Copy the rows verbatim, beginning with the line that contains "155, 187, 166]" and ending with the line that contains "653, 826, 663]", with both of those lines included.
[begin Extracted entries]
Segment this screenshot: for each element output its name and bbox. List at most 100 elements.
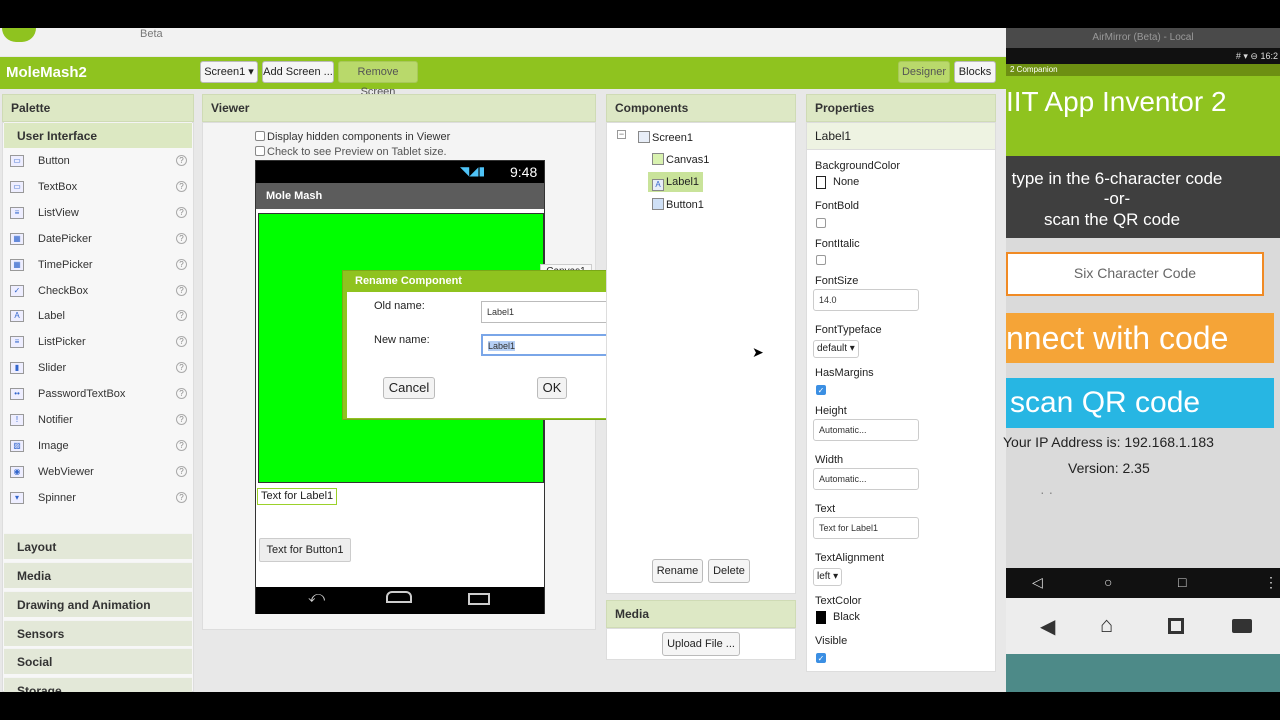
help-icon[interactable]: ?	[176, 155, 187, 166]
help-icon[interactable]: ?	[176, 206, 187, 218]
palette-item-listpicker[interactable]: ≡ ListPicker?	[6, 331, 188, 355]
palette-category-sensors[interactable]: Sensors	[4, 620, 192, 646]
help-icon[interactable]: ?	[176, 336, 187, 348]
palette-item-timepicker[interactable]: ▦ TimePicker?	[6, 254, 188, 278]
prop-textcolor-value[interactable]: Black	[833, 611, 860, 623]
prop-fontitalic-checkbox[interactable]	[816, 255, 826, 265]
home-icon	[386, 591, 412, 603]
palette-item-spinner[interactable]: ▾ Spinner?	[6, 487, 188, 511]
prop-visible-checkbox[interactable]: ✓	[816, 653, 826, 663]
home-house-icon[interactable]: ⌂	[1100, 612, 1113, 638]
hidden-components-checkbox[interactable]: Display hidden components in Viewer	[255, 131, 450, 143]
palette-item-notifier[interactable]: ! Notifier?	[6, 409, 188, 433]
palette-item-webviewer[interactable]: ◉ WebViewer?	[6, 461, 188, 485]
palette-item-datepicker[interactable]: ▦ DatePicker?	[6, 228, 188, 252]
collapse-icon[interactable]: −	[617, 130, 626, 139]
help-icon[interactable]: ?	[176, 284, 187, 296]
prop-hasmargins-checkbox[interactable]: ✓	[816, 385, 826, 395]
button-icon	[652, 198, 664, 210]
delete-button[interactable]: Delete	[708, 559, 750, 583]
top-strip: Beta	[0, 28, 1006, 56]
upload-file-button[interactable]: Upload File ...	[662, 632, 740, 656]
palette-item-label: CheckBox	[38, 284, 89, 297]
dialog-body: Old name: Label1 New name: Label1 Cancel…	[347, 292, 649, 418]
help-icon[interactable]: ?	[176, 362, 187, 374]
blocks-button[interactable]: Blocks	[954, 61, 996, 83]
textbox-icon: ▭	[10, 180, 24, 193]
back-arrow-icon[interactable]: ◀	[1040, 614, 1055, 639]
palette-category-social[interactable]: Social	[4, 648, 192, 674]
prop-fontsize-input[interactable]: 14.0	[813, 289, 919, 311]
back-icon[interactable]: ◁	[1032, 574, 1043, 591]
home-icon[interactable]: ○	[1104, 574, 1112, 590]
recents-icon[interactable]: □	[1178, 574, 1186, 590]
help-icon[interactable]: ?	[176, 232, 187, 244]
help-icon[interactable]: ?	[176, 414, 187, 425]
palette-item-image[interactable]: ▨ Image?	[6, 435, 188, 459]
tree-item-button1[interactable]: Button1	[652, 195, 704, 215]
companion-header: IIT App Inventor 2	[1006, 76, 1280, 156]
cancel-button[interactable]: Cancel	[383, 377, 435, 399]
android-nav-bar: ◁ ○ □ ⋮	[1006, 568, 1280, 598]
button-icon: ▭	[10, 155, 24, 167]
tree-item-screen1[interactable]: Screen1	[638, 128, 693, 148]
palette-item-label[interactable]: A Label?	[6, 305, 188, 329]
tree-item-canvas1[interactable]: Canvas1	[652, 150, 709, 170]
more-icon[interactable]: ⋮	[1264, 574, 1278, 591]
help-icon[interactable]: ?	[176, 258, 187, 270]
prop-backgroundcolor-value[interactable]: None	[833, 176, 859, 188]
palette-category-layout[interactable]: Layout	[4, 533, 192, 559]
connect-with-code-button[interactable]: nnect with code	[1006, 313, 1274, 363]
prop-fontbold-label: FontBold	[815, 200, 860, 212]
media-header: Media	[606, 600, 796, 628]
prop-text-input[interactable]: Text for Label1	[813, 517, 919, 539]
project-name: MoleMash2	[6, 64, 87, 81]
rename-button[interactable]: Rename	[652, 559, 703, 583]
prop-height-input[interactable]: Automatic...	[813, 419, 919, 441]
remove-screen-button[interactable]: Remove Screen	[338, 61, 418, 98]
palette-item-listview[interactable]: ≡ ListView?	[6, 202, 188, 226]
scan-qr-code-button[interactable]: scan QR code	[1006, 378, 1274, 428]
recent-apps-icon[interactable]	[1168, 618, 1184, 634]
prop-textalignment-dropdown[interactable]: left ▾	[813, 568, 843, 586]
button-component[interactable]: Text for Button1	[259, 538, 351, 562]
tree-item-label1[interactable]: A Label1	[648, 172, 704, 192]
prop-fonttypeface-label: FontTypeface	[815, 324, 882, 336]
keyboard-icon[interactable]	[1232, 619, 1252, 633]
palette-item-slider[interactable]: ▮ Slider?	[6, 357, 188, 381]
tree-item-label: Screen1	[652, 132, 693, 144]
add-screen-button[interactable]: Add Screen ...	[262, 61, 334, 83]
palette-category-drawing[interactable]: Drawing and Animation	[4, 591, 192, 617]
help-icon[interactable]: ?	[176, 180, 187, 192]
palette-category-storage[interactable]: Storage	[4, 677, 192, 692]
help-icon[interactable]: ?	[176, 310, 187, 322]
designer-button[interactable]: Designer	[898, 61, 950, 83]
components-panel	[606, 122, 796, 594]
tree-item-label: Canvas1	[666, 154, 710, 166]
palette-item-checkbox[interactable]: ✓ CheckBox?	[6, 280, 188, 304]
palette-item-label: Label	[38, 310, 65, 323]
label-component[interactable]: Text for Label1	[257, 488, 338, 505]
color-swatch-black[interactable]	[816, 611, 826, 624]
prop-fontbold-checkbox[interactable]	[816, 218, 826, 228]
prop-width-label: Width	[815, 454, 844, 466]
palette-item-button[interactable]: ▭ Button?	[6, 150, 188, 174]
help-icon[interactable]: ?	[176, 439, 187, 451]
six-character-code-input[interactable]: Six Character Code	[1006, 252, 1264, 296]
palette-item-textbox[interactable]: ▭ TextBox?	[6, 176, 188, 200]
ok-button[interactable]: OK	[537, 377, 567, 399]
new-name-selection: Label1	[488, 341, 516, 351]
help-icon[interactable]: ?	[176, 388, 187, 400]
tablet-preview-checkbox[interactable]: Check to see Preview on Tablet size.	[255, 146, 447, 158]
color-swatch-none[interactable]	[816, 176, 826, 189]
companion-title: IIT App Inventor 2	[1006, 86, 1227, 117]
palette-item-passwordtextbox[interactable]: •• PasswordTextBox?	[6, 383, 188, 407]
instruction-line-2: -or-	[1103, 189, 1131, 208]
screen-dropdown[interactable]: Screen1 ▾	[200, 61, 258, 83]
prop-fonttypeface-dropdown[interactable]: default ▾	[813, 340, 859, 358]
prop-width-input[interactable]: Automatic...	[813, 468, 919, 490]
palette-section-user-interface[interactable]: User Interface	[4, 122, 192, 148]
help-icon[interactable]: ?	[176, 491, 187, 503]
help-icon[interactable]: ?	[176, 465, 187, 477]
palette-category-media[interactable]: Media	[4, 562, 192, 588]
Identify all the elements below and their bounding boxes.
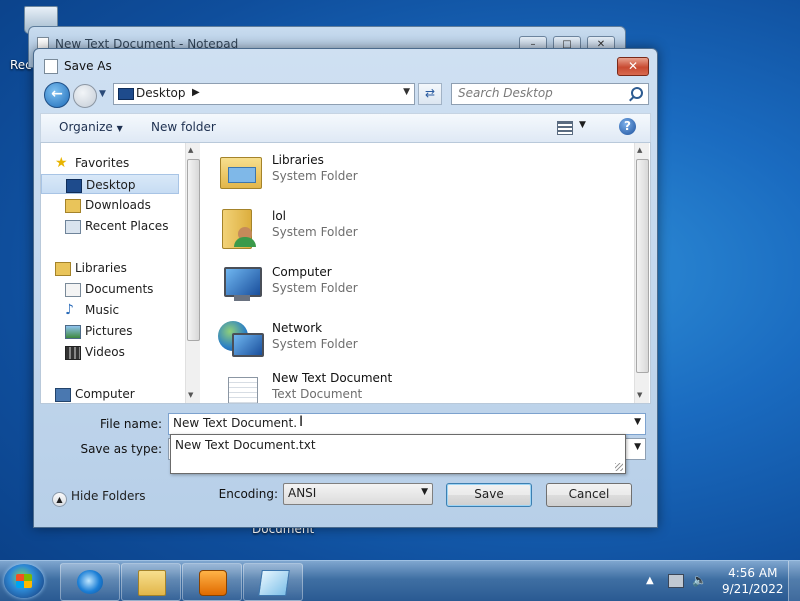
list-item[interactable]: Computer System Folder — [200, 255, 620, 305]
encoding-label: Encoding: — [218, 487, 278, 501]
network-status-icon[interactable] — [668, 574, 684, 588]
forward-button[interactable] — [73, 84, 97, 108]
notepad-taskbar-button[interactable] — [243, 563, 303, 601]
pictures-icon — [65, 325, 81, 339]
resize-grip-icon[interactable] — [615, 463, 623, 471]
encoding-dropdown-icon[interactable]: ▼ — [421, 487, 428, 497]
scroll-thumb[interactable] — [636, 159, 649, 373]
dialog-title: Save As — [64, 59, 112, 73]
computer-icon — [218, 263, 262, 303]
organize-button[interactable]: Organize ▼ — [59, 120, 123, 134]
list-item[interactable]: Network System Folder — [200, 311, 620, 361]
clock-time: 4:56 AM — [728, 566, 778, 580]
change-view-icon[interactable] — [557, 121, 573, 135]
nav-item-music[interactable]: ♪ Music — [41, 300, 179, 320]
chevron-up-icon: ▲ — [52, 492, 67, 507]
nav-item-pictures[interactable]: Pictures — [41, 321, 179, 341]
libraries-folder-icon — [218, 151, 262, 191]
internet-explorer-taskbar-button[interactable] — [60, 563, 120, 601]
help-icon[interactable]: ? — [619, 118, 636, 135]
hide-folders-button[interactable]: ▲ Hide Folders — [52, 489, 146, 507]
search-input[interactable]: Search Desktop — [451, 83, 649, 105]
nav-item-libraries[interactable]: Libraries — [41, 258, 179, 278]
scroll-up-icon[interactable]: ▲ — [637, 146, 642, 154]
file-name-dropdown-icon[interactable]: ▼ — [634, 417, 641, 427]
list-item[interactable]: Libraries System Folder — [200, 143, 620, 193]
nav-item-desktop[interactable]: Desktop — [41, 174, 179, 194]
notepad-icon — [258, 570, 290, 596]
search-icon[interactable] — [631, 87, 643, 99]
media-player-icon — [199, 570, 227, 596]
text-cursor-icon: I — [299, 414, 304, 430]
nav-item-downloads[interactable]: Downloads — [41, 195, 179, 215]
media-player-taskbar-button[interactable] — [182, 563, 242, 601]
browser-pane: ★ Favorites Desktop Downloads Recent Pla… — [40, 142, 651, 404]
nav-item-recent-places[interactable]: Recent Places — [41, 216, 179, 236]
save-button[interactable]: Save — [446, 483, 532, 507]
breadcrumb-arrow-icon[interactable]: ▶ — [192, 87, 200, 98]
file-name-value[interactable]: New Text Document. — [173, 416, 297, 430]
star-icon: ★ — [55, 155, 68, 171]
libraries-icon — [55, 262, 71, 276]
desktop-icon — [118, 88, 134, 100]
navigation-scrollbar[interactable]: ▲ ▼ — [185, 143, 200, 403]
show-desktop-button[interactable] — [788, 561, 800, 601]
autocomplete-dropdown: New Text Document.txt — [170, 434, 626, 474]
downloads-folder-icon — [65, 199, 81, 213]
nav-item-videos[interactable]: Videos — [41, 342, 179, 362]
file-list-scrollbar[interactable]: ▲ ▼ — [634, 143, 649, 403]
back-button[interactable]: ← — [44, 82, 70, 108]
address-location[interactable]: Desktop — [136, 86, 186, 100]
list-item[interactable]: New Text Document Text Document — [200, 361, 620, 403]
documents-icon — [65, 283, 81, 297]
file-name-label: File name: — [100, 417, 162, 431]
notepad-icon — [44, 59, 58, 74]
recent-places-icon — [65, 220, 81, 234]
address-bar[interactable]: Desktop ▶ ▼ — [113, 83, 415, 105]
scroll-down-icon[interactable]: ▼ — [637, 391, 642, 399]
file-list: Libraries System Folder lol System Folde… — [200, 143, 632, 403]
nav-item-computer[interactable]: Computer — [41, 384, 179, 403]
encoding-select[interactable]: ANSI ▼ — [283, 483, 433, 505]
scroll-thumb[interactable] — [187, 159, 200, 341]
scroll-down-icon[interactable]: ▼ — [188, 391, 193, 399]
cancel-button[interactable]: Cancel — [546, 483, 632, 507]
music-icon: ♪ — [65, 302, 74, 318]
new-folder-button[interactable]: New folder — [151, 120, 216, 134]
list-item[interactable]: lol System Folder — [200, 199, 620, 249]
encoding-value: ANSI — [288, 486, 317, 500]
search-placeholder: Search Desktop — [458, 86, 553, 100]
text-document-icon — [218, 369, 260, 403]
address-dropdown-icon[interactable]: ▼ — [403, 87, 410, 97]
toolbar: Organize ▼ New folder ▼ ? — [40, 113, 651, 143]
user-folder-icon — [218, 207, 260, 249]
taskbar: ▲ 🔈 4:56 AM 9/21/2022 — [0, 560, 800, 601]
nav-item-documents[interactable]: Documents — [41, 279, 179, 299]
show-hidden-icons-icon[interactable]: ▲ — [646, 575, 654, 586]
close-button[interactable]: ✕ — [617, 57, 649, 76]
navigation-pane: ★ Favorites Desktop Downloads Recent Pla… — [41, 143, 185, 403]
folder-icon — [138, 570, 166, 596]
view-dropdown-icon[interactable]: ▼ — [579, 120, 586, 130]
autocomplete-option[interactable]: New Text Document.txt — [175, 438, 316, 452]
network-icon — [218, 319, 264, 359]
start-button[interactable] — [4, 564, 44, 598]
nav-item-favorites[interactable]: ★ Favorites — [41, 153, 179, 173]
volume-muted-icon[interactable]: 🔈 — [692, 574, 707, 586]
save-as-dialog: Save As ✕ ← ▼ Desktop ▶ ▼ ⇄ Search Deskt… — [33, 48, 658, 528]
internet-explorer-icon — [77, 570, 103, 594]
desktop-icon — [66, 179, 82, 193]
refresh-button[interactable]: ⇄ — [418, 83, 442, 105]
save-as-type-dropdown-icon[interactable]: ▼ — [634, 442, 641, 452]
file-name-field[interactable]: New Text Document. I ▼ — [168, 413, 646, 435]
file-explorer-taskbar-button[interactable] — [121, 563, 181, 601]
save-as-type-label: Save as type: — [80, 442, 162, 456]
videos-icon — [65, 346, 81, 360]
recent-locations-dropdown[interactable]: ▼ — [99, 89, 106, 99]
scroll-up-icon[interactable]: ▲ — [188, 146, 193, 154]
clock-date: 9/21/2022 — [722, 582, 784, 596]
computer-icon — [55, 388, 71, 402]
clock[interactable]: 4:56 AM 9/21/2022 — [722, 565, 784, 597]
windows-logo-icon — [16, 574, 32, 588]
[end Extracted entries]
Written response
help-icon[interactable]: ?	[176, 155, 187, 166]
help-icon[interactable]: ?	[176, 206, 187, 218]
palette-item-listpicker[interactable]: ≡ ListPicker?	[6, 331, 188, 355]
palette-category-sensors[interactable]: Sensors	[4, 620, 192, 646]
help-icon[interactable]: ?	[176, 336, 187, 348]
palette-item-timepicker[interactable]: ▦ TimePicker?	[6, 254, 188, 278]
prop-textcolor-value[interactable]: Black	[833, 611, 860, 623]
prop-fontitalic-checkbox[interactable]	[816, 255, 826, 265]
home-icon	[386, 591, 412, 603]
palette-item-spinner[interactable]: ▾ Spinner?	[6, 487, 188, 511]
prop-visible-checkbox[interactable]: ✓	[816, 653, 826, 663]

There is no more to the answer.